DIRECTIVE: Copy out all of the data below line by line, keeping every character unchanged.

DATA EXTRACT:

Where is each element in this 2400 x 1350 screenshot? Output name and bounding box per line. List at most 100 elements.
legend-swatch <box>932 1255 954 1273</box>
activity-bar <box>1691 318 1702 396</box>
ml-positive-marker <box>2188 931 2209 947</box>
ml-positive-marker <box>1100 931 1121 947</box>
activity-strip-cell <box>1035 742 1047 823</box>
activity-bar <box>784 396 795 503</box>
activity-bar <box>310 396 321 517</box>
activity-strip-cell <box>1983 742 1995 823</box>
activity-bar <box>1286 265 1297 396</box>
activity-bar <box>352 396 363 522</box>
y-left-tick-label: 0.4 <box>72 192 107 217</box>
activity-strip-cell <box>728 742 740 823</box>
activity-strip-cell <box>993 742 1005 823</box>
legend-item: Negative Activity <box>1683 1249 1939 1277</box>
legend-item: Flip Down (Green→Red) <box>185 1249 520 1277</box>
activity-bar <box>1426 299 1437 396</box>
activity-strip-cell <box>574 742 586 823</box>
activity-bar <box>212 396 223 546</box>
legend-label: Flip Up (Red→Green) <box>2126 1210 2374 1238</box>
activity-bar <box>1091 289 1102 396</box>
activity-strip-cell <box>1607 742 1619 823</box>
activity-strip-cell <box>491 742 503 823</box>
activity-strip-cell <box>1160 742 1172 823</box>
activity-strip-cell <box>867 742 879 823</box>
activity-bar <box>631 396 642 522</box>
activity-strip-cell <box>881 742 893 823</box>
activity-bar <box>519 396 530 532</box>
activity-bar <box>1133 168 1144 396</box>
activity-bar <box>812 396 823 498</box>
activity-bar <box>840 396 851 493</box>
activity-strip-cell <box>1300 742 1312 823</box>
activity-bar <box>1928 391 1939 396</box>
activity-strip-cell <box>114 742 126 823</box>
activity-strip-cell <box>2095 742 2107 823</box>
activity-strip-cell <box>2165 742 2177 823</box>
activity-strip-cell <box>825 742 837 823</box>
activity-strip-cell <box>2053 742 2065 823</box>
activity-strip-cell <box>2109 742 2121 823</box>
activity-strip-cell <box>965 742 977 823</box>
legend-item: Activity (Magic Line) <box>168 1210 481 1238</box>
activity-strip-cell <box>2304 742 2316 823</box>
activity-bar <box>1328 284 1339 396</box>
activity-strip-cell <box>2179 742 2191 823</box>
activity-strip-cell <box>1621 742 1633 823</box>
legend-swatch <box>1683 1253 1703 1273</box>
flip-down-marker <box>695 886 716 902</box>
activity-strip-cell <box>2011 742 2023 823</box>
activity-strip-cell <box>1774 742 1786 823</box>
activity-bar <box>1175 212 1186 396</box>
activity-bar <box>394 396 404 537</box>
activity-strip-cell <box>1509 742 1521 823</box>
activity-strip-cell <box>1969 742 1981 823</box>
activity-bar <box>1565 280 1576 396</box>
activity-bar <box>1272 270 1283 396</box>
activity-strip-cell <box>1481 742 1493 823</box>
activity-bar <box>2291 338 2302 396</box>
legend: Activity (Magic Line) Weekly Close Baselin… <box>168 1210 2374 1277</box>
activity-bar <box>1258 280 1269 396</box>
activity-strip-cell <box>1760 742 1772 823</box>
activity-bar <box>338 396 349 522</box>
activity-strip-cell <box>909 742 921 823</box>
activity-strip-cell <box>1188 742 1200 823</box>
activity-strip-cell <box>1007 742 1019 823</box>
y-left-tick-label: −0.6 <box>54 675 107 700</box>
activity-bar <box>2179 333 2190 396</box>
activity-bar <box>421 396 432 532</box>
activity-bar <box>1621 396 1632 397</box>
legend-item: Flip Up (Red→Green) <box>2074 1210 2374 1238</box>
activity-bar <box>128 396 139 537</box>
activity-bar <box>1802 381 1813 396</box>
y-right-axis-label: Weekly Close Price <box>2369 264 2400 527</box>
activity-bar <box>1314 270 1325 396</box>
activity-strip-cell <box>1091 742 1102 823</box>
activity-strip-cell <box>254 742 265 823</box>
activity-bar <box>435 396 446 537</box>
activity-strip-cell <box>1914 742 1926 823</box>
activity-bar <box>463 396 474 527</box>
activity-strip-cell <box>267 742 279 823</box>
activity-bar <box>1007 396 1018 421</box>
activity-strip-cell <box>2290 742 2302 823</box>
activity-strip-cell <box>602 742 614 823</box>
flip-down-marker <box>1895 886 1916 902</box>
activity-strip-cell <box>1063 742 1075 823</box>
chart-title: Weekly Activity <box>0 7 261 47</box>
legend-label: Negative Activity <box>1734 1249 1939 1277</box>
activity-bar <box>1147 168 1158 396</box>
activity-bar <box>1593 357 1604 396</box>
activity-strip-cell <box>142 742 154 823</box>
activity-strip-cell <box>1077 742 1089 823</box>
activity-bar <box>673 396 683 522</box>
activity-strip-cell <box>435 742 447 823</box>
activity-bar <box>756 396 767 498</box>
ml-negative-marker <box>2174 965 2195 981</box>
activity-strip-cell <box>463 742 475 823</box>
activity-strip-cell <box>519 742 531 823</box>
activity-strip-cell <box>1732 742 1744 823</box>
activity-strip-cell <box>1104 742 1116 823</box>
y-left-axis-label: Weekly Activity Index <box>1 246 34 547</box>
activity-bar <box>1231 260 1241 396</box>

RESPONSE BELOW:
Where is each element in this 2400 x 1350 screenshot? Output name and bounding box per line. List at most 100 elements.
legend-swatch <box>932 1255 954 1273</box>
activity-bar <box>1691 318 1702 396</box>
ml-positive-marker <box>2188 931 2209 947</box>
ml-positive-marker <box>1100 931 1121 947</box>
activity-strip-cell <box>1035 742 1047 823</box>
activity-bar <box>784 396 795 503</box>
activity-bar <box>310 396 321 517</box>
activity-strip-cell <box>1983 742 1995 823</box>
activity-bar <box>1286 265 1297 396</box>
activity-bar <box>352 396 363 522</box>
y-left-tick-label: 0.4 <box>72 192 107 217</box>
activity-strip-cell <box>728 742 740 823</box>
activity-strip-cell <box>993 742 1005 823</box>
legend-item: Negative Activity <box>1683 1249 1939 1277</box>
legend-item: Flip Down (Green→Red) <box>185 1249 520 1277</box>
activity-bar <box>1426 299 1437 396</box>
activity-strip-cell <box>574 742 586 823</box>
activity-bar <box>212 396 223 546</box>
legend-label: Flip Up (Red→Green) <box>2126 1210 2374 1238</box>
activity-bar <box>1091 289 1102 396</box>
activity-strip-cell <box>1607 742 1619 823</box>
activity-strip-cell <box>491 742 503 823</box>
activity-strip-cell <box>1160 742 1172 823</box>
activity-strip-cell <box>867 742 879 823</box>
activity-bar <box>631 396 642 522</box>
activity-strip-cell <box>881 742 893 823</box>
activity-bar <box>519 396 530 532</box>
activity-bar <box>1133 168 1144 396</box>
activity-bar <box>812 396 823 498</box>
activity-bar <box>840 396 851 493</box>
activity-strip-cell <box>1300 742 1312 823</box>
activity-bar <box>1928 391 1939 396</box>
activity-strip-cell <box>114 742 126 823</box>
activity-strip-cell <box>2095 742 2107 823</box>
activity-strip-cell <box>2165 742 2177 823</box>
activity-strip-cell <box>825 742 837 823</box>
activity-strip-cell <box>2053 742 2065 823</box>
activity-strip-cell <box>2109 742 2121 823</box>
activity-strip-cell <box>965 742 977 823</box>
legend-item: Activity (Magic Line) <box>168 1210 481 1238</box>
activity-strip-cell <box>2304 742 2316 823</box>
activity-bar <box>1328 284 1339 396</box>
activity-strip-cell <box>2179 742 2191 823</box>
activity-strip-cell <box>1621 742 1633 823</box>
legend-swatch <box>1683 1253 1703 1273</box>
flip-down-marker <box>695 886 716 902</box>
activity-strip-cell <box>2011 742 2023 823</box>
activity-strip-cell <box>1774 742 1786 823</box>
activity-bar <box>1175 212 1186 396</box>
activity-bar <box>394 396 404 537</box>
activity-strip-cell <box>1509 742 1521 823</box>
activity-strip-cell <box>1969 742 1981 823</box>
activity-bar <box>1565 280 1576 396</box>
activity-bar <box>1272 270 1283 396</box>
activity-strip-cell <box>1481 742 1493 823</box>
activity-bar <box>2291 338 2302 396</box>
legend: Activity (Magic Line) Weekly Close Baselin… <box>168 1210 2374 1277</box>
activity-bar <box>1258 280 1269 396</box>
activity-strip-cell <box>1760 742 1772 823</box>
activity-bar <box>338 396 349 522</box>
activity-strip-cell <box>909 742 921 823</box>
activity-strip-cell <box>1188 742 1200 823</box>
activity-strip-cell <box>1007 742 1019 823</box>
y-left-tick-label: −0.6 <box>54 675 107 700</box>
activity-bar <box>2179 333 2190 396</box>
activity-bar <box>421 396 432 532</box>
activity-bar <box>1621 396 1632 397</box>
legend-item: Flip Up (Red→Green) <box>2074 1210 2374 1238</box>
activity-bar <box>128 396 139 537</box>
activity-bar <box>1802 381 1813 396</box>
y-right-axis-label: Weekly Close Price <box>2369 264 2400 527</box>
activity-bar <box>1314 270 1325 396</box>
activity-strip-cell <box>1091 742 1102 823</box>
activity-strip-cell <box>254 742 265 823</box>
activity-bar <box>435 396 446 537</box>
activity-strip-cell <box>1914 742 1926 823</box>
activity-bar <box>463 396 474 527</box>
activity-strip-cell <box>267 742 279 823</box>
activity-bar <box>1007 396 1018 421</box>
activity-strip-cell <box>2290 742 2302 823</box>
activity-strip-cell <box>602 742 614 823</box>
flip-down-marker <box>1895 886 1916 902</box>
activity-strip-cell <box>1063 742 1075 823</box>
chart-title: Weekly Activity <box>0 7 261 47</box>
legend-label: Negative Activity <box>1734 1249 1939 1277</box>
activity-bar <box>1147 168 1158 396</box>
activity-bar <box>1593 357 1604 396</box>
activity-strip-cell <box>142 742 154 823</box>
activity-strip-cell <box>1077 742 1089 823</box>
activity-bar <box>673 396 683 522</box>
activity-strip-cell <box>435 742 447 823</box>
activity-bar <box>756 396 767 498</box>
ml-negative-marker <box>2174 965 2195 981</box>
activity-strip-cell <box>463 742 475 823</box>
activity-strip-cell <box>519 742 531 823</box>
activity-strip-cell <box>1732 742 1744 823</box>
activity-strip-cell <box>1104 742 1116 823</box>
y-left-axis-label: Weekly Activity Index <box>1 246 34 547</box>
activity-bar <box>1231 260 1241 396</box>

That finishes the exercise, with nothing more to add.